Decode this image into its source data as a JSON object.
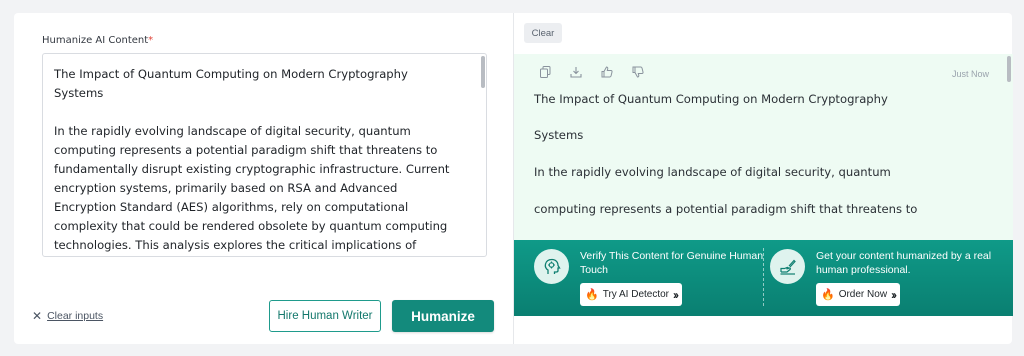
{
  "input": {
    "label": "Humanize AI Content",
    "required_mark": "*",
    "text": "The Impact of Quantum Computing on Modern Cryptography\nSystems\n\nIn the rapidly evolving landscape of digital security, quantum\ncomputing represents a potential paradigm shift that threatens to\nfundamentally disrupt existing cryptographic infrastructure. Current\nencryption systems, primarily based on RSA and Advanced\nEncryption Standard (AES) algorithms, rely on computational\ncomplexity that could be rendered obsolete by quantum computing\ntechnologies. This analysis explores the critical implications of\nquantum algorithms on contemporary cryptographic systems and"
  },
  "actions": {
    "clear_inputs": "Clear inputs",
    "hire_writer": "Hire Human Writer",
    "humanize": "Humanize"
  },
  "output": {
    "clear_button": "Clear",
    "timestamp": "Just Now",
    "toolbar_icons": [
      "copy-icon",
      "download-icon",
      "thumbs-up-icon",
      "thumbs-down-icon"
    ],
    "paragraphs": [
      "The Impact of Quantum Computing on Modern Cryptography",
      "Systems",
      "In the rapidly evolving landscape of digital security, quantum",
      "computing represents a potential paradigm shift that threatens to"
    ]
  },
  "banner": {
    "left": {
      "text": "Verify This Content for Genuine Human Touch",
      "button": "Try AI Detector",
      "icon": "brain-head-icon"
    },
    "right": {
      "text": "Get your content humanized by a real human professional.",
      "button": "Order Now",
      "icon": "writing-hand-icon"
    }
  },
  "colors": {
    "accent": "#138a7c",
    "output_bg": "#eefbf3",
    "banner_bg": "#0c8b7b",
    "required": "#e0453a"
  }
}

========================================================================

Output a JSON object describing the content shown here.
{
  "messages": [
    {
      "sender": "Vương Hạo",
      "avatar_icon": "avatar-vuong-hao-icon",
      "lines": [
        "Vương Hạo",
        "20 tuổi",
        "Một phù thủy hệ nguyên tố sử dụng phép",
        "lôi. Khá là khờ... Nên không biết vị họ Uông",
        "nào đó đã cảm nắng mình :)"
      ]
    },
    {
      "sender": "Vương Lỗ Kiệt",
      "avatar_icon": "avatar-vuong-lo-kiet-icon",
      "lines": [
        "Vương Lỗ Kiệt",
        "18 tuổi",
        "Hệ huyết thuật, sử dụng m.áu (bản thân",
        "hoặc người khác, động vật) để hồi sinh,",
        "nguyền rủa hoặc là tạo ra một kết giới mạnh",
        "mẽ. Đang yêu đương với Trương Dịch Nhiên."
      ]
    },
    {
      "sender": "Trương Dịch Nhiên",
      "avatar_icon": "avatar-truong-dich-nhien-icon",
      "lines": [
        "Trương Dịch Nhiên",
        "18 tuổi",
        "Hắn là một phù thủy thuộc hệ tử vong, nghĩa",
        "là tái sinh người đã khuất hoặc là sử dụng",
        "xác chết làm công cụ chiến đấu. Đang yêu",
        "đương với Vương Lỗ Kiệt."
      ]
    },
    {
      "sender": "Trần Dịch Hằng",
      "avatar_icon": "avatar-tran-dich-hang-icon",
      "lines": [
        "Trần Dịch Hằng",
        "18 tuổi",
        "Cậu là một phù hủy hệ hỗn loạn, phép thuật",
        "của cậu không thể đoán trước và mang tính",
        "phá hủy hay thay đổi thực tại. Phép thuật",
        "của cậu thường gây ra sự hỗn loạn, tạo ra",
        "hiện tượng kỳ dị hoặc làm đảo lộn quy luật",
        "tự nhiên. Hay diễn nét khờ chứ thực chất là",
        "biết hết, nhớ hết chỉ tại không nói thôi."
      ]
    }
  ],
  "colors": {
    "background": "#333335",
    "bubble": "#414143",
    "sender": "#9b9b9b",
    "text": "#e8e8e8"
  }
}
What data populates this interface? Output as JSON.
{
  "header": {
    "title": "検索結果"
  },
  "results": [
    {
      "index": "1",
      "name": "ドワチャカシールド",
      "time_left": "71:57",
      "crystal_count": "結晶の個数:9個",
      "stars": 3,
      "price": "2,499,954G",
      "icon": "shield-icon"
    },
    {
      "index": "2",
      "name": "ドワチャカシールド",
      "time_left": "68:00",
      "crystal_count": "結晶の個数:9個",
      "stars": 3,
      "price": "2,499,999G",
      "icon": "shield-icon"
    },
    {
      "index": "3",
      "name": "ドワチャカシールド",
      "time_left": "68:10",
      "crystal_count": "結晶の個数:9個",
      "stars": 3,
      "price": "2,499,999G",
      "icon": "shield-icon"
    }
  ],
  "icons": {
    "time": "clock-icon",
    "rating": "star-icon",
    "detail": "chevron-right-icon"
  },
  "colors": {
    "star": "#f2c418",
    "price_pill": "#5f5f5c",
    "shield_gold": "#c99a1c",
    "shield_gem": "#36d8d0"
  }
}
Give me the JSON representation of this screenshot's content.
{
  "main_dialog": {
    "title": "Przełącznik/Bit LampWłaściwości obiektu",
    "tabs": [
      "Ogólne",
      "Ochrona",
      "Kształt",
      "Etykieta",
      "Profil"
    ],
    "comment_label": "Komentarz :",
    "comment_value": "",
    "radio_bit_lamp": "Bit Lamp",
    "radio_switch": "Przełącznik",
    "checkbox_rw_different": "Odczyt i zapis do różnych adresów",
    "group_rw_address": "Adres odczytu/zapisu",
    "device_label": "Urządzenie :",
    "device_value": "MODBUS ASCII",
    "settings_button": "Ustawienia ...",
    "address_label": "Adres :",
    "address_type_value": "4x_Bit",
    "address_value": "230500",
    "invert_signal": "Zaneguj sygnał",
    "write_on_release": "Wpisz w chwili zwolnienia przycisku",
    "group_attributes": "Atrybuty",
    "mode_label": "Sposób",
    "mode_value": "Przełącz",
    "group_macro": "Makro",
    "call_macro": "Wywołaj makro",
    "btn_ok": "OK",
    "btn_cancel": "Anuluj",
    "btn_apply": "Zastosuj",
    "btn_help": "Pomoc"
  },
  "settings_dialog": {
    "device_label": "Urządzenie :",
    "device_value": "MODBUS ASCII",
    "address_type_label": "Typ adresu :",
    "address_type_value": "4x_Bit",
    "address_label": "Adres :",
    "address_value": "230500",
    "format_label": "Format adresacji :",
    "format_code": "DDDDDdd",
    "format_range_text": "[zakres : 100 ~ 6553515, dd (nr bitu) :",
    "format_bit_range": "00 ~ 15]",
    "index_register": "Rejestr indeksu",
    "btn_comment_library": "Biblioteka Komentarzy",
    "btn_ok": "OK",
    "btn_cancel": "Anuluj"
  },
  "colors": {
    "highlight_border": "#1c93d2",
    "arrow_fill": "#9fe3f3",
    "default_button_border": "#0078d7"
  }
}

========================================================================

> [AIM]: Gather each line from the entries above that includes the word "Przełącznik".

> [WRITTEN SOLUTION]:
    "title": "Przełącznik/Bit LampWłaściwości obiektu",
    "radio_switch": "Przełącznik",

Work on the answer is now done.